### WORK INSTRUCTIONS
Restate each of the lines below word for word and drop every picture.

++++ PROVIDED DATA ++++

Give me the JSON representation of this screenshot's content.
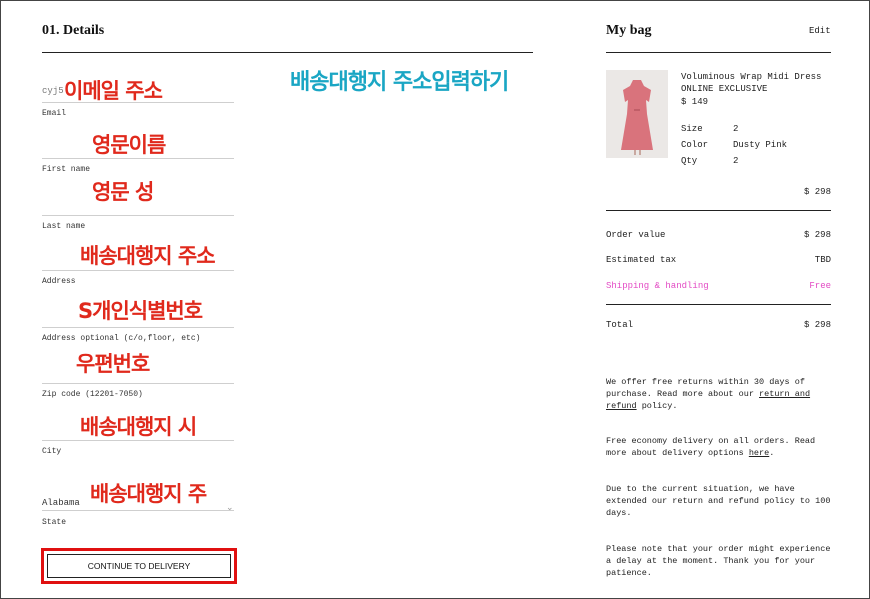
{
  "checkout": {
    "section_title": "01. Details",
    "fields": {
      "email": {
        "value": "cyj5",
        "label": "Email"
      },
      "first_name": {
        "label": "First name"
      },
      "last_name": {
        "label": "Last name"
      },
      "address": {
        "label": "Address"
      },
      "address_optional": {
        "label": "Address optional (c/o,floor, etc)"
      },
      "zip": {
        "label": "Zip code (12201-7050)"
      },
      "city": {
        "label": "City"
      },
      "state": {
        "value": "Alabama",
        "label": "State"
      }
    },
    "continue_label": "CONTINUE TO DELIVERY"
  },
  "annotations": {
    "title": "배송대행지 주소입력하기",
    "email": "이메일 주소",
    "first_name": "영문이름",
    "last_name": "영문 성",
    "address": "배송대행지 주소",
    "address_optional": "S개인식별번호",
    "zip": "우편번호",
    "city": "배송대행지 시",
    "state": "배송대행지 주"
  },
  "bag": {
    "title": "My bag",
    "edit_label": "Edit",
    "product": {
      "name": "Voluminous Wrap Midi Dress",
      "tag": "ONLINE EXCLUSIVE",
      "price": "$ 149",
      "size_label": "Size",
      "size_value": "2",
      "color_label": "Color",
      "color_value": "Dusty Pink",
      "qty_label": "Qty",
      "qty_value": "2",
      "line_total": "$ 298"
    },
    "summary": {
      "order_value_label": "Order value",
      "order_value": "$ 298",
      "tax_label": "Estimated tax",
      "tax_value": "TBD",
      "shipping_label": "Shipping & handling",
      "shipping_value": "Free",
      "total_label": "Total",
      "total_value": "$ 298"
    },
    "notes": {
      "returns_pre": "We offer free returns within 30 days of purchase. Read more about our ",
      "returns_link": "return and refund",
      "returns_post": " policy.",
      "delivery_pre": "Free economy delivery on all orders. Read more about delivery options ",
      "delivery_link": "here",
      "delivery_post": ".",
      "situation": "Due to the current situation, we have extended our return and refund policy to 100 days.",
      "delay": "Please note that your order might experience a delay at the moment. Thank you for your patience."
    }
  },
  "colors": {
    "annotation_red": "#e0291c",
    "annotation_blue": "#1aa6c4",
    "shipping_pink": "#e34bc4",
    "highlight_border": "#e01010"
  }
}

++++

### THE ANSWER
Give me the JSON representation of this screenshot's content.
{
  "checkout": {
    "section_title": "01. Details",
    "fields": {
      "email": {
        "value": "cyj5",
        "label": "Email"
      },
      "first_name": {
        "label": "First name"
      },
      "last_name": {
        "label": "Last name"
      },
      "address": {
        "label": "Address"
      },
      "address_optional": {
        "label": "Address optional (c/o,floor, etc)"
      },
      "zip": {
        "label": "Zip code (12201-7050)"
      },
      "city": {
        "label": "City"
      },
      "state": {
        "value": "Alabama",
        "label": "State"
      }
    },
    "continue_label": "CONTINUE TO DELIVERY"
  },
  "annotations": {
    "title": "배송대행지 주소입력하기",
    "email": "이메일 주소",
    "first_name": "영문이름",
    "last_name": "영문 성",
    "address": "배송대행지 주소",
    "address_optional": "S개인식별번호",
    "zip": "우편번호",
    "city": "배송대행지 시",
    "state": "배송대행지 주"
  },
  "bag": {
    "title": "My bag",
    "edit_label": "Edit",
    "product": {
      "name": "Voluminous Wrap Midi Dress",
      "tag": "ONLINE EXCLUSIVE",
      "price": "$ 149",
      "size_label": "Size",
      "size_value": "2",
      "color_label": "Color",
      "color_value": "Dusty Pink",
      "qty_label": "Qty",
      "qty_value": "2",
      "line_total": "$ 298"
    },
    "summary": {
      "order_value_label": "Order value",
      "order_value": "$ 298",
      "tax_label": "Estimated tax",
      "tax_value": "TBD",
      "shipping_label": "Shipping & handling",
      "shipping_value": "Free",
      "total_label": "Total",
      "total_value": "$ 298"
    },
    "notes": {
      "returns_pre": "We offer free returns within 30 days of purchase. Read more about our ",
      "returns_link": "return and refund",
      "returns_post": " policy.",
      "delivery_pre": "Free economy delivery on all orders. Read more about delivery options ",
      "delivery_link": "here",
      "delivery_post": ".",
      "situation": "Due to the current situation, we have extended our return and refund policy to 100 days.",
      "delay": "Please note that your order might experience a delay at the moment. Thank you for your patience."
    }
  },
  "colors": {
    "annotation_red": "#e0291c",
    "annotation_blue": "#1aa6c4",
    "shipping_pink": "#e34bc4",
    "highlight_border": "#e01010"
  }
}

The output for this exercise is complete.